# WORK INSTRUCTIONS
Extract all lines that hold the string "BoycottNRA".

# DATA LINES
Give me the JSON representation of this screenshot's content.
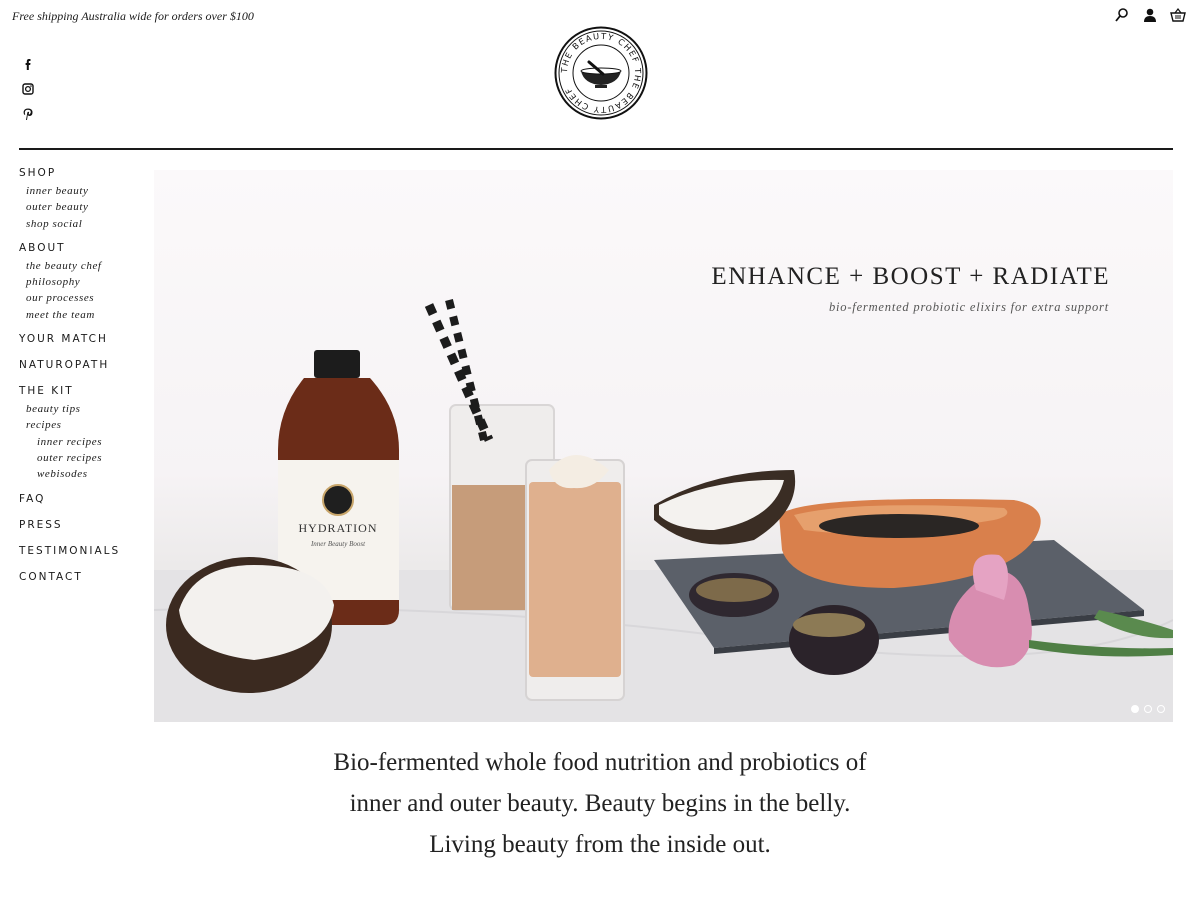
{
  "header": {
    "promo": "Free shipping Australia wide for orders over $100",
    "brand_ring_text": "THE BEAUTY CHEF THE BEAUTY CHEF",
    "icons": [
      "search-icon",
      "account-icon",
      "cart-icon"
    ],
    "social": [
      "facebook-icon",
      "instagram-icon",
      "pinterest-icon"
    ]
  },
  "nav": {
    "shop": {
      "label": "SHOP",
      "items": [
        "inner beauty",
        "outer beauty",
        "shop social"
      ]
    },
    "about": {
      "label": "ABOUT",
      "items": [
        "the beauty chef",
        "philosophy",
        "our processes",
        "meet the team"
      ]
    },
    "your_match": "YOUR MATCH",
    "naturopath": "NATUROPATH",
    "the_kit": {
      "label": "THE KIT",
      "items": [
        "beauty tips",
        "recipes"
      ],
      "recipes_items": [
        "inner recipes",
        "outer recipes",
        "webisodes"
      ]
    },
    "faq": "FAQ",
    "press": "PRESS",
    "testimonials": "TESTIMONIALS",
    "contact": "CONTACT"
  },
  "hero": {
    "title": "ENHANCE + BOOST + RADIATE",
    "subtitle": "bio-fermented probiotic elixirs for extra support",
    "bottle_label_title": "HYDRATION",
    "bottle_label_sub": "Inner Beauty Boost",
    "slides_total": 3,
    "slide_active": 1
  },
  "tagline": {
    "line1": "Bio-fermented whole food nutrition and probiotics of",
    "line2": "inner and outer beauty. Beauty begins in the belly.",
    "line3": "Living beauty from the inside out."
  },
  "colors": {
    "text": "#1a1a1a",
    "background": "#ffffff"
  }
}
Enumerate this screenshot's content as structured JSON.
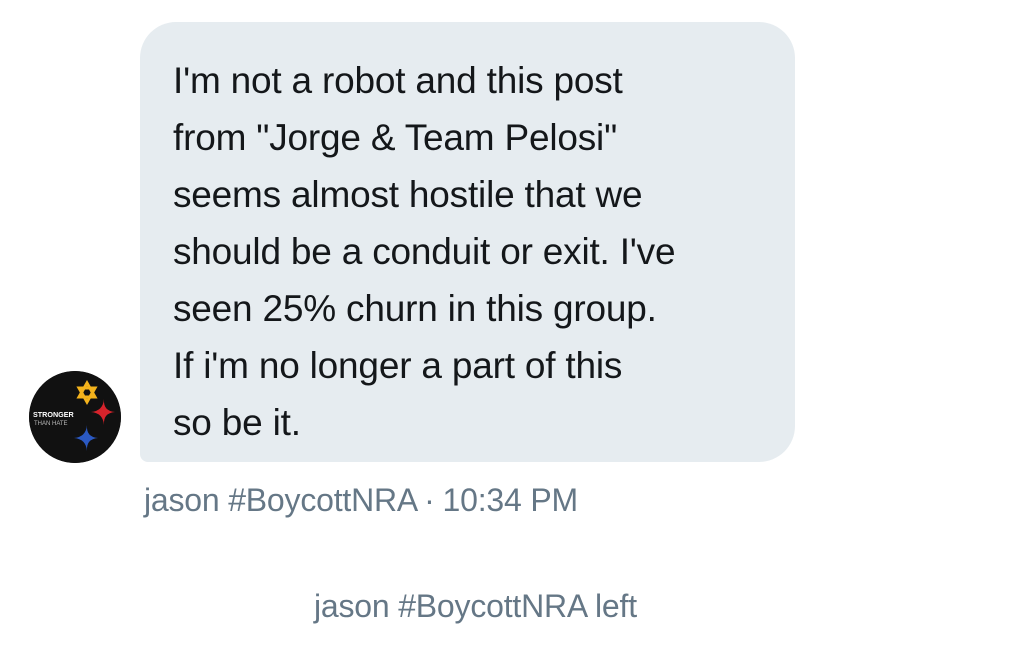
{
  "message": {
    "text": "I'm not a robot and this post\nfrom \"Jorge & Team Pelosi\"\nseems almost hostile that we\nshould be a conduit or exit. I've\nseen 25% churn in this group.\nIf i'm no longer a part of this\nso be it.",
    "sender": "jason #BoycottNRA",
    "separator": "·",
    "time": "10:34 PM"
  },
  "avatar": {
    "icon": "stronger-than-hate-logo",
    "line1": "STRONGER",
    "line2": "THAN HATE",
    "colors": {
      "background": "#111111",
      "star_of_david": "#f4b31c",
      "red_hypocycloid": "#d6232b",
      "blue_hypocycloid": "#2b59c3"
    }
  },
  "system_event": {
    "text": "jason #BoycottNRA left"
  },
  "colors": {
    "bubble": "#e6ecf0",
    "message_text": "#14171a",
    "meta_text": "#657786"
  }
}
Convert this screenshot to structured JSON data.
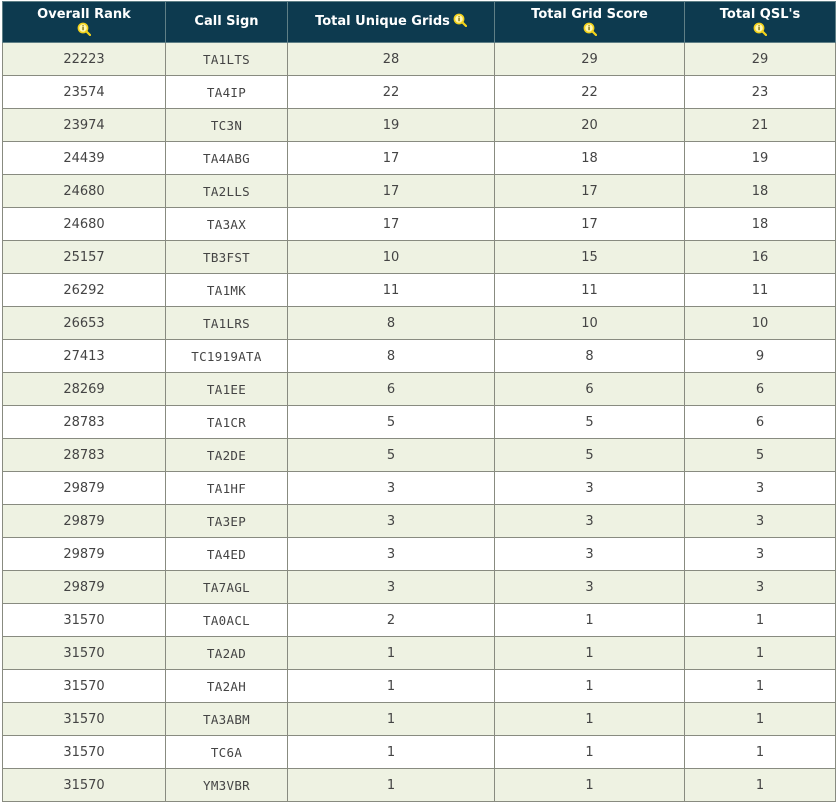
{
  "headers": [
    {
      "label": "Overall Rank",
      "icon": "magnifier-info-icon",
      "icon_below": true
    },
    {
      "label": "Call Sign",
      "icon": null,
      "icon_below": false
    },
    {
      "label": "Total Unique Grids",
      "icon": "magnifier-info-icon",
      "icon_below": false
    },
    {
      "label": "Total Grid Score",
      "icon": "magnifier-info-icon",
      "icon_below": true
    },
    {
      "label": "Total QSL's",
      "icon": "magnifier-info-icon",
      "icon_below": true
    }
  ],
  "rows": [
    [
      "22223",
      "TA1LTS",
      "28",
      "29",
      "29"
    ],
    [
      "23574",
      "TA4IP",
      "22",
      "22",
      "23"
    ],
    [
      "23974",
      "TC3N",
      "19",
      "20",
      "21"
    ],
    [
      "24439",
      "TA4ABG",
      "17",
      "18",
      "19"
    ],
    [
      "24680",
      "TA2LLS",
      "17",
      "17",
      "18"
    ],
    [
      "24680",
      "TA3AX",
      "17",
      "17",
      "18"
    ],
    [
      "25157",
      "TB3FST",
      "10",
      "15",
      "16"
    ],
    [
      "26292",
      "TA1MK",
      "11",
      "11",
      "11"
    ],
    [
      "26653",
      "TA1LRS",
      "8",
      "10",
      "10"
    ],
    [
      "27413",
      "TC1919ATA",
      "8",
      "8",
      "9"
    ],
    [
      "28269",
      "TA1EE",
      "6",
      "6",
      "6"
    ],
    [
      "28783",
      "TA1CR",
      "5",
      "5",
      "6"
    ],
    [
      "28783",
      "TA2DE",
      "5",
      "5",
      "5"
    ],
    [
      "29879",
      "TA1HF",
      "3",
      "3",
      "3"
    ],
    [
      "29879",
      "TA3EP",
      "3",
      "3",
      "3"
    ],
    [
      "29879",
      "TA4ED",
      "3",
      "3",
      "3"
    ],
    [
      "29879",
      "TA7AGL",
      "3",
      "3",
      "3"
    ],
    [
      "31570",
      "TA0ACL",
      "2",
      "1",
      "1"
    ],
    [
      "31570",
      "TA2AD",
      "1",
      "1",
      "1"
    ],
    [
      "31570",
      "TA2AH",
      "1",
      "1",
      "1"
    ],
    [
      "31570",
      "TA3ABM",
      "1",
      "1",
      "1"
    ],
    [
      "31570",
      "TC6A",
      "1",
      "1",
      "1"
    ],
    [
      "31570",
      "YM3VBR",
      "1",
      "1",
      "1"
    ]
  ],
  "colors": {
    "header_bg": "#0d3a4f",
    "row_alt": "#eef2e2",
    "row": "#ffffff",
    "icon": "#f3d21b"
  }
}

# ANSWER TO THE EXERCISE
    "sender": "jason #BoycottNRA",
    "text": "jason #BoycottNRA left"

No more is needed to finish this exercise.